Every line of the material is to be repeated exactly as it stands.

_ _ _ _

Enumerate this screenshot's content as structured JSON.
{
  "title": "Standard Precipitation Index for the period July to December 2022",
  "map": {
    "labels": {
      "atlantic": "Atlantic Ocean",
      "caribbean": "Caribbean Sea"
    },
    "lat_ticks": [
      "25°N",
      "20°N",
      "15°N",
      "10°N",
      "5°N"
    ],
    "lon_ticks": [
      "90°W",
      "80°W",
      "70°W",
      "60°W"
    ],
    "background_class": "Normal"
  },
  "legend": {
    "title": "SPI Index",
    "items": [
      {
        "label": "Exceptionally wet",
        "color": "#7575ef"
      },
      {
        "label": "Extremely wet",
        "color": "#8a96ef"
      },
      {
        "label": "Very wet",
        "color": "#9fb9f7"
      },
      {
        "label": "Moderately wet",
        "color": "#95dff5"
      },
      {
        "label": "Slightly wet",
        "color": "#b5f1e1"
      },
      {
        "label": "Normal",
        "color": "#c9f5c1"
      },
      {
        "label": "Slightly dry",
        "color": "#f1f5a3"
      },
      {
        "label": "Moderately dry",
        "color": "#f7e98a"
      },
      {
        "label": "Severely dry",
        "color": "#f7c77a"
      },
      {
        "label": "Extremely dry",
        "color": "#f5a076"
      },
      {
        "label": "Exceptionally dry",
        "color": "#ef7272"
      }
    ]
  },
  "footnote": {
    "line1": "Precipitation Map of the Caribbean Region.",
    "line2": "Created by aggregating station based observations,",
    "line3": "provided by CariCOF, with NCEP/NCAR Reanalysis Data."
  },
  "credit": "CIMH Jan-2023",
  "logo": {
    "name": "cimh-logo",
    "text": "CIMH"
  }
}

_ _ _ _

* [Answer for the task]:
Enumerate this screenshot's content as structured JSON.
{
  "title": "Standard Precipitation Index for the period July to December 2022",
  "map": {
    "labels": {
      "atlantic": "Atlantic Ocean",
      "caribbean": "Caribbean Sea"
    },
    "lat_ticks": [
      "25°N",
      "20°N",
      "15°N",
      "10°N",
      "5°N"
    ],
    "lon_ticks": [
      "90°W",
      "80°W",
      "70°W",
      "60°W"
    ],
    "background_class": "Normal"
  },
  "legend": {
    "title": "SPI Index",
    "items": [
      {
        "label": "Exceptionally wet",
        "color": "#7575ef"
      },
      {
        "label": "Extremely wet",
        "color": "#8a96ef"
      },
      {
        "label": "Very wet",
        "color": "#9fb9f7"
      },
      {
        "label": "Moderately wet",
        "color": "#95dff5"
      },
      {
        "label": "Slightly wet",
        "color": "#b5f1e1"
      },
      {
        "label": "Normal",
        "color": "#c9f5c1"
      },
      {
        "label": "Slightly dry",
        "color": "#f1f5a3"
      },
      {
        "label": "Moderately dry",
        "color": "#f7e98a"
      },
      {
        "label": "Severely dry",
        "color": "#f7c77a"
      },
      {
        "label": "Extremely dry",
        "color": "#f5a076"
      },
      {
        "label": "Exceptionally dry",
        "color": "#ef7272"
      }
    ]
  },
  "footnote": {
    "line1": "Precipitation Map of the Caribbean Region.",
    "line2": "Created by aggregating station based observations,",
    "line3": "provided by CariCOF, with NCEP/NCAR Reanalysis Data."
  },
  "credit": "CIMH Jan-2023",
  "logo": {
    "name": "cimh-logo",
    "text": "CIMH"
  }
}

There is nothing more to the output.